## What this exercise asks
(1) From the forum post about Scrivener on the iPhone, return the passage starting with "I know the subject" and going on through "Scrivener on my Mac.".
(2) List every software application named in the forum post about Scrivener on the iPhone.

I know the subject of Scrivener on the iPhone has been well and truly thrashed out on the forums, but I just wanted to suggest something I would find useful . . .
I don’t want to write a novel (or any other long writing project) on the iPhone. I don’t even want to write chunks of it there. However, I do appreciate the ability to write notes/ideas/thoughts in WriteRoom on the iPhone when I am out and later send these into Scrivener on my Mac.
But I don’t actually do a lot of text writing when I am out. What I tend to do more is plot planning. I find a 30-40 minute train or Tube journey gives me valuable uninterrupted time to work on a plot outline. I do this using an outliner app on my iPhone (I use SplashNotes, because I like its sync with my Mac, but there are several other outliner apps available).

## Records
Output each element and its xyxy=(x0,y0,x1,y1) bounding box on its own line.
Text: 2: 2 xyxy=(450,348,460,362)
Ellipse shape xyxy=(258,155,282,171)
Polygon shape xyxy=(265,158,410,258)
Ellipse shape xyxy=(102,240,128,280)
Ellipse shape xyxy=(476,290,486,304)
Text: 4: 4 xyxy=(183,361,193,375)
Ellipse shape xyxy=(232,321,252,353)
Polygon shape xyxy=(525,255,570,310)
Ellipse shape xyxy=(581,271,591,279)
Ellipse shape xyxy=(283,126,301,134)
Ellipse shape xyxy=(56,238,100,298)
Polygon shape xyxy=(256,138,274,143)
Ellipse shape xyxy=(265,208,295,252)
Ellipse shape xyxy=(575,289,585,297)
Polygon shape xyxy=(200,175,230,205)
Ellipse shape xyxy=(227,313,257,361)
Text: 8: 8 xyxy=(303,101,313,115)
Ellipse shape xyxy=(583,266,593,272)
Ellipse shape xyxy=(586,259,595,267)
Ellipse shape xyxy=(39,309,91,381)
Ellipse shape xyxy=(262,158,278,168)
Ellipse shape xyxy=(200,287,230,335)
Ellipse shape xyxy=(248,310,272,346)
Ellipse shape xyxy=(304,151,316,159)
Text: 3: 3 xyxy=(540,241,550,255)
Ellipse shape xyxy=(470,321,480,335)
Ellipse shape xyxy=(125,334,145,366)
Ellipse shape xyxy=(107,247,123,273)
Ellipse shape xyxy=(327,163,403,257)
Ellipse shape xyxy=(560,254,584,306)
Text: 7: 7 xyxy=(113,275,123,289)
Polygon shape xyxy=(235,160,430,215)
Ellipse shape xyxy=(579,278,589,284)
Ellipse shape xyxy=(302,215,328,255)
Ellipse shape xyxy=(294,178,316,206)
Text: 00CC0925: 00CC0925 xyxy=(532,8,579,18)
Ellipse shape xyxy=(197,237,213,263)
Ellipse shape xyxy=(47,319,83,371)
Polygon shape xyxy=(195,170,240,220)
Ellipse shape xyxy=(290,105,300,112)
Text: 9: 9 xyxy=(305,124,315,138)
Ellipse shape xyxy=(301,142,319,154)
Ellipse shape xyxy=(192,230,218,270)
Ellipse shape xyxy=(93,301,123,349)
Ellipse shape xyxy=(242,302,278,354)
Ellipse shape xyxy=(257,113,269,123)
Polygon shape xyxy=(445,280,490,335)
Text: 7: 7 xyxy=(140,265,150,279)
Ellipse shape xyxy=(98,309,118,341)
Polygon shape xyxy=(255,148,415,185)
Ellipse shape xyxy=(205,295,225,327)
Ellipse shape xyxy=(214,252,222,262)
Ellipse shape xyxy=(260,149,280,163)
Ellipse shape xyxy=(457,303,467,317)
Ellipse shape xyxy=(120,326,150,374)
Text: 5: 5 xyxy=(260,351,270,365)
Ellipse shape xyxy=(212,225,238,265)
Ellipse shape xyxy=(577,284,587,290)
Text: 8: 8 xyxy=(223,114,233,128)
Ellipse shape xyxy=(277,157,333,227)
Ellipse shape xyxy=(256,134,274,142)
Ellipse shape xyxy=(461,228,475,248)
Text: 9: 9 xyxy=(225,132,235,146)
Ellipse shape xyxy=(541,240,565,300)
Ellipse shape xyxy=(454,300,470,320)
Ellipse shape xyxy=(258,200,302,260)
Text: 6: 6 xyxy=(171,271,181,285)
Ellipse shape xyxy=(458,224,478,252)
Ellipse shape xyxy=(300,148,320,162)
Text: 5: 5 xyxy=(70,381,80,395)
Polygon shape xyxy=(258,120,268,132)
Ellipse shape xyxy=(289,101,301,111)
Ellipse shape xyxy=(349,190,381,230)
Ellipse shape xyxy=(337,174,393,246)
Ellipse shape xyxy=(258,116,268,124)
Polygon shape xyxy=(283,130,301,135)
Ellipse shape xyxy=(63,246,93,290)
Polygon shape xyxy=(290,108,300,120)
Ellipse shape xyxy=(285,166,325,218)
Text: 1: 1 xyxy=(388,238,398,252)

## Solutions below
(1)
I know the subject of Scrivener on the iPhone has been well and truly thrashed out on the forums, but I just wanted to suggest something I would find useful . . .
I don’t want to write a novel (or any other long writing project) on the iPhone. I don’t even want to write chunks of it there. However, I do appreciate the ability to write notes/ideas/thoughts in WriteRoom on the iPhone when I am out and later send these into Scrivener on my Mac.

(2) Scrivener, WriteRoom, SplashNotes